• **WRITTEN REQUEST**: Present the data once more in exactly its original form.

Dataset records
»»

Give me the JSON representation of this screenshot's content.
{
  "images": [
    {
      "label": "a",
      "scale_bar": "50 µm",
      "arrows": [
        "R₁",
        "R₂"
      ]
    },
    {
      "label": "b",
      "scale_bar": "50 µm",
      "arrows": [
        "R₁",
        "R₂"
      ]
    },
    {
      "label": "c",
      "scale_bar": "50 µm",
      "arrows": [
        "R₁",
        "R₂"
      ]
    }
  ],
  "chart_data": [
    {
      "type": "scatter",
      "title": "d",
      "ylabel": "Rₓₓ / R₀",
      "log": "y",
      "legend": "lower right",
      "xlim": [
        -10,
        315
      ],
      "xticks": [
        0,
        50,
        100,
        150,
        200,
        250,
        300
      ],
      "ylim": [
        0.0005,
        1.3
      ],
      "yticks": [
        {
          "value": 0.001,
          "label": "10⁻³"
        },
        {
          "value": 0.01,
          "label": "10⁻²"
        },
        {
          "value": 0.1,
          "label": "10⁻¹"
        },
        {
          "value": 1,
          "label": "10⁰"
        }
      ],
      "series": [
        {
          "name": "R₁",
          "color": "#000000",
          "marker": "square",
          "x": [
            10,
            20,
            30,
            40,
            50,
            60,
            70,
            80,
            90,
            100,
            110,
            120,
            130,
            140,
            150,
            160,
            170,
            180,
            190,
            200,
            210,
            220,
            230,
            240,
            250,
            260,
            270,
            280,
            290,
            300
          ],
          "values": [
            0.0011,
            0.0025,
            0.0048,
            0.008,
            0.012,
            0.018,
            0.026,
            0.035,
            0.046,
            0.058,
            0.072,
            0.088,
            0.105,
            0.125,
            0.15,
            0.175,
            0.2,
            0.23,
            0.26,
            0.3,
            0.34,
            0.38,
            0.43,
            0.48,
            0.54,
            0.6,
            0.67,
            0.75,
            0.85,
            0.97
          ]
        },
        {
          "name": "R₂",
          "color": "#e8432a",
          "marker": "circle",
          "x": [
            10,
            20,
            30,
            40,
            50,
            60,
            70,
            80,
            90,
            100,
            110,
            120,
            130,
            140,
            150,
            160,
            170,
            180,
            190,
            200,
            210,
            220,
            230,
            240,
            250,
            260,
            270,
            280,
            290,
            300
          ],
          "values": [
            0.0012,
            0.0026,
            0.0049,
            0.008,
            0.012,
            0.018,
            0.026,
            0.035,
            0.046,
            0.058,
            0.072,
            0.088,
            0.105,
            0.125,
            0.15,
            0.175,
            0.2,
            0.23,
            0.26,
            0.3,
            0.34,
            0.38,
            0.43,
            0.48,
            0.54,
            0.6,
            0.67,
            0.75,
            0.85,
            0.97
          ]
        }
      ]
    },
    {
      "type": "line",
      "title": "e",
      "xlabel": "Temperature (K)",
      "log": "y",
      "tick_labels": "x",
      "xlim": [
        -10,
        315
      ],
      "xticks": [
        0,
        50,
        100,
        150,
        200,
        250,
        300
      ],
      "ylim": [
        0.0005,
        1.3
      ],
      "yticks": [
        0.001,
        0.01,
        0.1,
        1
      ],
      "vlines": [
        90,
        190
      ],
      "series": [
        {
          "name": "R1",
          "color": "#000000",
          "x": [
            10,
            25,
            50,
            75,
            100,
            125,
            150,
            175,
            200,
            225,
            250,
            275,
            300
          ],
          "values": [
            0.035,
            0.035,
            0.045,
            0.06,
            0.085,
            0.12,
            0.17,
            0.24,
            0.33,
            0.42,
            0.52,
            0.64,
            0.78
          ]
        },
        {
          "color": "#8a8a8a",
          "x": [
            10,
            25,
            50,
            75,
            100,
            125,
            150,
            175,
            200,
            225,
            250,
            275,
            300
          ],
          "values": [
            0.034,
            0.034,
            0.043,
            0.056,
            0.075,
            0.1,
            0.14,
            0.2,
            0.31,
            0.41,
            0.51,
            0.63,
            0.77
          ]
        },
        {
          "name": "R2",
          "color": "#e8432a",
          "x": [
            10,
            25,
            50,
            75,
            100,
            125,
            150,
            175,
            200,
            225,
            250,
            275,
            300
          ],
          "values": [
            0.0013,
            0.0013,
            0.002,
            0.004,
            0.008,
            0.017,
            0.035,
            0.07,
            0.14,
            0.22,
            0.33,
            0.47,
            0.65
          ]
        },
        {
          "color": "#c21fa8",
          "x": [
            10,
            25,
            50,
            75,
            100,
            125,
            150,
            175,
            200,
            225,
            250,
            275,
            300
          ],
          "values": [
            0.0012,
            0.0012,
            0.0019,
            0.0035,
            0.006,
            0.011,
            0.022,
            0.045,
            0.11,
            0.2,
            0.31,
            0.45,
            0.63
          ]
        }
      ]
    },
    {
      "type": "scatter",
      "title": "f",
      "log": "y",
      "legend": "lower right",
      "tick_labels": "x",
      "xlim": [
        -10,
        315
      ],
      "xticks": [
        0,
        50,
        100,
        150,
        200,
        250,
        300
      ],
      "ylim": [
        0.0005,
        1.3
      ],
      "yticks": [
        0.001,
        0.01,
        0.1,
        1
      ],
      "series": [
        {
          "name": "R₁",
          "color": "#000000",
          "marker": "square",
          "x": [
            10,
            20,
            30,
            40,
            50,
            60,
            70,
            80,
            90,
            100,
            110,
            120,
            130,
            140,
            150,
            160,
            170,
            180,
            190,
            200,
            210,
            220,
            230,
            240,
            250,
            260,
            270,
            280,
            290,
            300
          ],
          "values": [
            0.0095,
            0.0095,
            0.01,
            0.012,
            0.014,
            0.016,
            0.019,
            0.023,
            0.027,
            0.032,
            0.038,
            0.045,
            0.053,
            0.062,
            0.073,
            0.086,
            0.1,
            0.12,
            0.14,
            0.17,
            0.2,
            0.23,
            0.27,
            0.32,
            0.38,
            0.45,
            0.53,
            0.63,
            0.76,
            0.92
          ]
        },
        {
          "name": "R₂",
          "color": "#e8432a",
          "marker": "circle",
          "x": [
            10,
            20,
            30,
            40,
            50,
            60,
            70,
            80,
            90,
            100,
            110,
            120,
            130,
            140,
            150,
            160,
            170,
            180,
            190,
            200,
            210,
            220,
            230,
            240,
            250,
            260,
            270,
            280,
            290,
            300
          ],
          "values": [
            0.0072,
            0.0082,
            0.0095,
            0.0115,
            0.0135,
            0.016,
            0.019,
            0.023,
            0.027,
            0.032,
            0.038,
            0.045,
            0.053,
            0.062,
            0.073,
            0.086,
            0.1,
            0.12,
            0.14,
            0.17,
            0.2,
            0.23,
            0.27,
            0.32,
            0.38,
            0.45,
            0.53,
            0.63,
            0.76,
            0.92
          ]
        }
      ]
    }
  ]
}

««

• **EXERCISE ANSWER**:
Give me the JSON representation of this screenshot's content.
{
  "images": [
    {
      "label": "a",
      "scale_bar": "50 µm",
      "arrows": [
        "R₁",
        "R₂"
      ]
    },
    {
      "label": "b",
      "scale_bar": "50 µm",
      "arrows": [
        "R₁",
        "R₂"
      ]
    },
    {
      "label": "c",
      "scale_bar": "50 µm",
      "arrows": [
        "R₁",
        "R₂"
      ]
    }
  ],
  "chart_data": [
    {
      "type": "scatter",
      "title": "d",
      "ylabel": "Rₓₓ / R₀",
      "log": "y",
      "legend": "lower right",
      "xlim": [
        -10,
        315
      ],
      "xticks": [
        0,
        50,
        100,
        150,
        200,
        250,
        300
      ],
      "ylim": [
        0.0005,
        1.3
      ],
      "yticks": [
        {
          "value": 0.001,
          "label": "10⁻³"
        },
        {
          "value": 0.01,
          "label": "10⁻²"
        },
        {
          "value": 0.1,
          "label": "10⁻¹"
        },
        {
          "value": 1,
          "label": "10⁰"
        }
      ],
      "series": [
        {
          "name": "R₁",
          "color": "#000000",
          "marker": "square",
          "x": [
            10,
            20,
            30,
            40,
            50,
            60,
            70,
            80,
            90,
            100,
            110,
            120,
            130,
            140,
            150,
            160,
            170,
            180,
            190,
            200,
            210,
            220,
            230,
            240,
            250,
            260,
            270,
            280,
            290,
            300
          ],
          "values": [
            0.0011,
            0.0025,
            0.0048,
            0.008,
            0.012,
            0.018,
            0.026,
            0.035,
            0.046,
            0.058,
            0.072,
            0.088,
            0.105,
            0.125,
            0.15,
            0.175,
            0.2,
            0.23,
            0.26,
            0.3,
            0.34,
            0.38,
            0.43,
            0.48,
            0.54,
            0.6,
            0.67,
            0.75,
            0.85,
            0.97
          ]
        },
        {
          "name": "R₂",
          "color": "#e8432a",
          "marker": "circle",
          "x": [
            10,
            20,
            30,
            40,
            50,
            60,
            70,
            80,
            90,
            100,
            110,
            120,
            130,
            140,
            150,
            160,
            170,
            180,
            190,
            200,
            210,
            220,
            230,
            240,
            250,
            260,
            270,
            280,
            290,
            300
          ],
          "values": [
            0.0012,
            0.0026,
            0.0049,
            0.008,
            0.012,
            0.018,
            0.026,
            0.035,
            0.046,
            0.058,
            0.072,
            0.088,
            0.105,
            0.125,
            0.15,
            0.175,
            0.2,
            0.23,
            0.26,
            0.3,
            0.34,
            0.38,
            0.43,
            0.48,
            0.54,
            0.6,
            0.67,
            0.75,
            0.85,
            0.97
          ]
        }
      ]
    },
    {
      "type": "line",
      "title": "e",
      "xlabel": "Temperature (K)",
      "log": "y",
      "tick_labels": "x",
      "xlim": [
        -10,
        315
      ],
      "xticks": [
        0,
        50,
        100,
        150,
        200,
        250,
        300
      ],
      "ylim": [
        0.0005,
        1.3
      ],
      "yticks": [
        0.001,
        0.01,
        0.1,
        1
      ],
      "vlines": [
        90,
        190
      ],
      "series": [
        {
          "name": "R1",
          "color": "#000000",
          "x": [
            10,
            25,
            50,
            75,
            100,
            125,
            150,
            175,
            200,
            225,
            250,
            275,
            300
          ],
          "values": [
            0.035,
            0.035,
            0.045,
            0.06,
            0.085,
            0.12,
            0.17,
            0.24,
            0.33,
            0.42,
            0.52,
            0.64,
            0.78
          ]
        },
        {
          "color": "#8a8a8a",
          "x": [
            10,
            25,
            50,
            75,
            100,
            125,
            150,
            175,
            200,
            225,
            250,
            275,
            300
          ],
          "values": [
            0.034,
            0.034,
            0.043,
            0.056,
            0.075,
            0.1,
            0.14,
            0.2,
            0.31,
            0.41,
            0.51,
            0.63,
            0.77
          ]
        },
        {
          "name": "R2",
          "color": "#e8432a",
          "x": [
            10,
            25,
            50,
            75,
            100,
            125,
            150,
            175,
            200,
            225,
            250,
            275,
            300
          ],
          "values": [
            0.0013,
            0.0013,
            0.002,
            0.004,
            0.008,
            0.017,
            0.035,
            0.07,
            0.14,
            0.22,
            0.33,
            0.47,
            0.65
          ]
        },
        {
          "color": "#c21fa8",
          "x": [
            10,
            25,
            50,
            75,
            100,
            125,
            150,
            175,
            200,
            225,
            250,
            275,
            300
          ],
          "values": [
            0.0012,
            0.0012,
            0.0019,
            0.0035,
            0.006,
            0.011,
            0.022,
            0.045,
            0.11,
            0.2,
            0.31,
            0.45,
            0.63
          ]
        }
      ]
    },
    {
      "type": "scatter",
      "title": "f",
      "log": "y",
      "legend": "lower right",
      "tick_labels": "x",
      "xlim": [
        -10,
        315
      ],
      "xticks": [
        0,
        50,
        100,
        150,
        200,
        250,
        300
      ],
      "ylim": [
        0.0005,
        1.3
      ],
      "yticks": [
        0.001,
        0.01,
        0.1,
        1
      ],
      "series": [
        {
          "name": "R₁",
          "color": "#000000",
          "marker": "square",
          "x": [
            10,
            20,
            30,
            40,
            50,
            60,
            70,
            80,
            90,
            100,
            110,
            120,
            130,
            140,
            150,
            160,
            170,
            180,
            190,
            200,
            210,
            220,
            230,
            240,
            250,
            260,
            270,
            280,
            290,
            300
          ],
          "values": [
            0.0095,
            0.0095,
            0.01,
            0.012,
            0.014,
            0.016,
            0.019,
            0.023,
            0.027,
            0.032,
            0.038,
            0.045,
            0.053,
            0.062,
            0.073,
            0.086,
            0.1,
            0.12,
            0.14,
            0.17,
            0.2,
            0.23,
            0.27,
            0.32,
            0.38,
            0.45,
            0.53,
            0.63,
            0.76,
            0.92
          ]
        },
        {
          "name": "R₂",
          "color": "#e8432a",
          "marker": "circle",
          "x": [
            10,
            20,
            30,
            40,
            50,
            60,
            70,
            80,
            90,
            100,
            110,
            120,
            130,
            140,
            150,
            160,
            170,
            180,
            190,
            200,
            210,
            220,
            230,
            240,
            250,
            260,
            270,
            280,
            290,
            300
          ],
          "values": [
            0.0072,
            0.0082,
            0.0095,
            0.0115,
            0.0135,
            0.016,
            0.019,
            0.023,
            0.027,
            0.032,
            0.038,
            0.045,
            0.053,
            0.062,
            0.073,
            0.086,
            0.1,
            0.12,
            0.14,
            0.17,
            0.2,
            0.23,
            0.27,
            0.32,
            0.38,
            0.45,
            0.53,
            0.63,
            0.76,
            0.92
          ]
        }
      ]
    }
  ]
}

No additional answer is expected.